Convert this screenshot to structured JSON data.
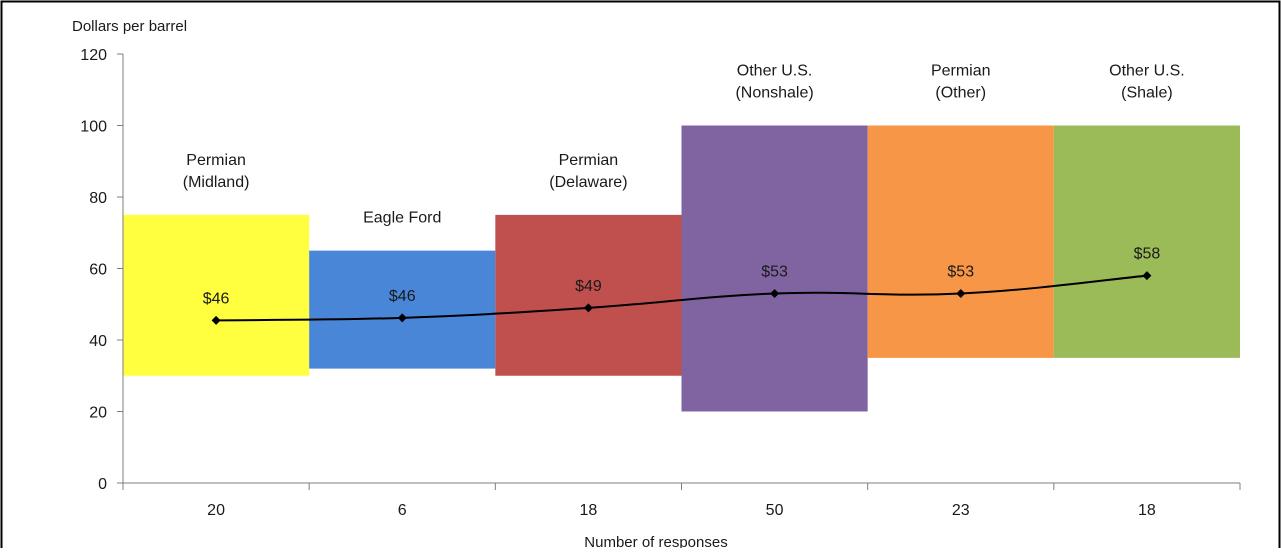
{
  "chart_data": {
    "type": "floating-bar-with-line",
    "ylabel": "Dollars per barrel",
    "xlabel": "Number of responses",
    "ylim": [
      0,
      120
    ],
    "yticks": [
      0,
      20,
      40,
      60,
      80,
      100,
      120
    ],
    "categories": [
      "20",
      "6",
      "18",
      "50",
      "23",
      "18"
    ],
    "bars": [
      {
        "label": [
          "Permian",
          "(Midland)"
        ],
        "low": 30,
        "high": 75,
        "color": "#FFFF40"
      },
      {
        "label": [
          "Eagle Ford"
        ],
        "low": 32,
        "high": 65,
        "color": "#4A86D8"
      },
      {
        "label": [
          "Permian",
          "(Delaware)"
        ],
        "low": 30,
        "high": 75,
        "color": "#C0504D"
      },
      {
        "label": [
          "Other U.S.",
          "(Nonshale)"
        ],
        "low": 20,
        "high": 100,
        "color": "#8064A2"
      },
      {
        "label": [
          "Permian",
          "(Other)"
        ],
        "low": 35,
        "high": 100,
        "color": "#F79646"
      },
      {
        "label": [
          "Other U.S.",
          "(Shale)"
        ],
        "low": 35,
        "high": 100,
        "color": "#9BBB59"
      }
    ],
    "series": [
      {
        "values": [
          45.5,
          46.2,
          49,
          53,
          53,
          58
        ],
        "data_labels": [
          "$46",
          "$46",
          "$49",
          "$53",
          "$53",
          "$58"
        ]
      }
    ]
  }
}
:::
Extract each line holding the word "color" from the records.

**Exercise response**
        "color": "#FFFF40"
        "color": "#4A86D8"
        "color": "#C0504D"
        "color": "#8064A2"
        "color": "#F79646"
        "color": "#9BBB59"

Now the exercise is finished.